### Task goal:
Check every line below for the word "frac" and copy each one that has it.

### Data for this exercise:

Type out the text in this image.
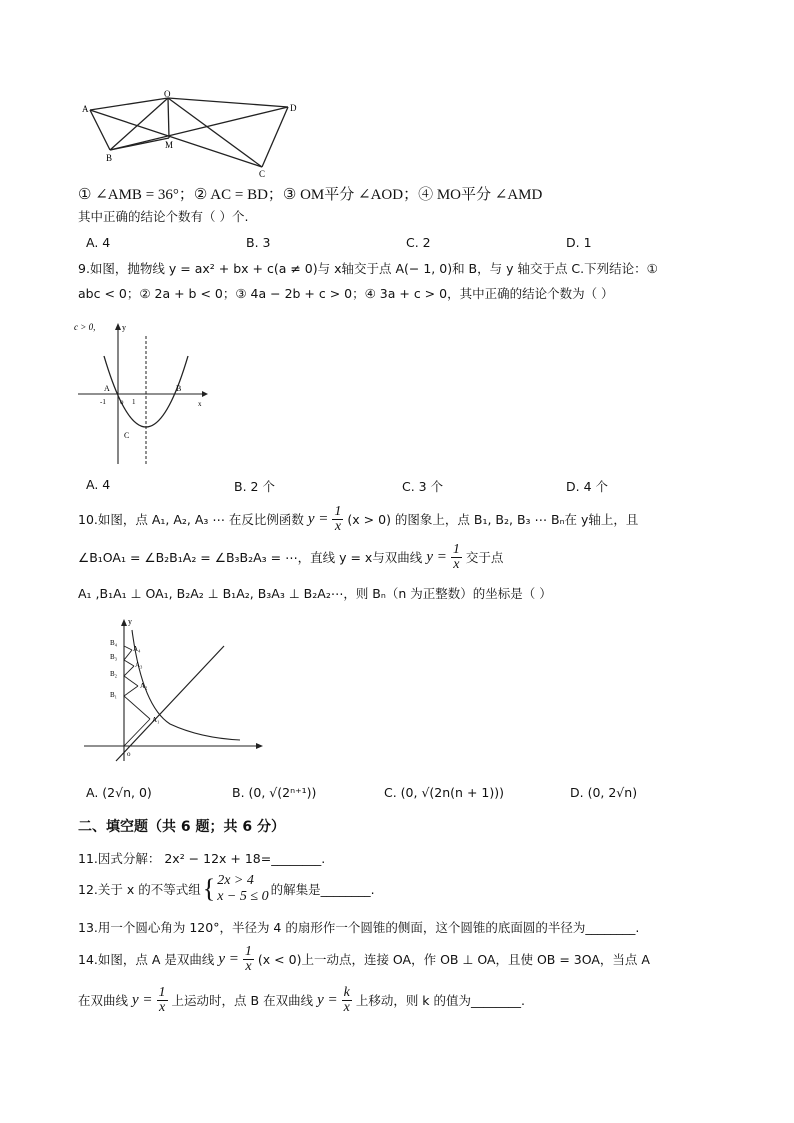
A
O
D
B
M
C
① ∠AMB = 36°；② AC = BD；③ OM平分 ∠AOD；④ MO平分 ∠AMD
其中正确的结论个数有（ ）个.
A. 4	B. 3	C. 2	D. 1
9.如图，抛物线 y = ax² + bx + c(a ≠ 0)与 x轴交于点 A(− 1, 0)和 B，与 y 轴交于点 C.下列结论：①
abc < 0；② 2a + b < 0；③ 4a − 2b + c > 0；④ 3a + c > 0，其中正确的结论个数为（ ）
c > 0,	y
A	B
C
o 1
-1	x
A. 4	B. 2 个	C. 3 个	D. 4 个
10.如图，点 A₁, A₂, A₃ ⋯ 在反比例函数 $y = \frac{1}{x} (x > 0)$ 的图象上，点 B₁, B₂, B₃ ⋯ Bₙ在 y轴上，且
∠B₁OA₁ = ∠B₂B₁A₂ = ∠B₃B₂A₃ = ⋯，直线 y = x与双曲线 $y = \frac{1}{x}$ 交于点
A₁ ,B₁A₁ ⊥ OA₁, B₂A₂ ⊥ B₁A₂, B₃A₃ ⊥ B₂A₂⋯，则 Bₙ（n 为正整数）的坐标是（ ）
y
B₄
B₃
B₂
B₁
A₄
A₃
A₂
A₁
o
A. (2√n, 0)	B. (0, √(2ⁿ⁺¹))	C. (0, √(2n(n + 1)))	D. (0, 2√n)
二、填空题（共 6 题；共 6 分）
11.因式分解： 2x² − 12x + 18=________.
12.关于 x 的不等式组 { 2x > 4
x − 5 ≤ 0 的解集是________.
13.用一个圆心角为 120°，半径为 4 的扇形作一个圆锥的侧面，这个圆锥的底面圆的半径为________.
14.如图，点 A 是双曲线 $y = \frac{1}{x} (x < 0)$上一动点，连接 OA，作 OB ⊥ OA，且使 OB = 3OA，当点 A
在双曲线 $y = \frac{1}{x}$ 上运动时，点 B 在双曲线 $y = \frac{k}{x}$ 上移动，则 k 的值为________.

### Result of the task:
10.如图，点 A₁, A₂, A₃ ⋯ 在反比例函数 $y = \frac{1}{x} (x > 0)$ 的图象上，点 B₁, B₂, B₃ ⋯ Bₙ在 y轴上，且
∠B₁OA₁ = ∠B₂B₁A₂ = ∠B₃B₂A₃ = ⋯，直线 y = x与双曲线 $y = \frac{1}{x}$ 交于点
14.如图，点 A 是双曲线 $y = \frac{1}{x} (x < 0)$上一动点，连接 OA，作 OB ⊥ OA，且使 OB = 3OA，当点 A
在双曲线 $y = \frac{1}{x}$ 上运动时，点 B 在双曲线 $y = \frac{k}{x}$ 上移动，则 k 的值为________.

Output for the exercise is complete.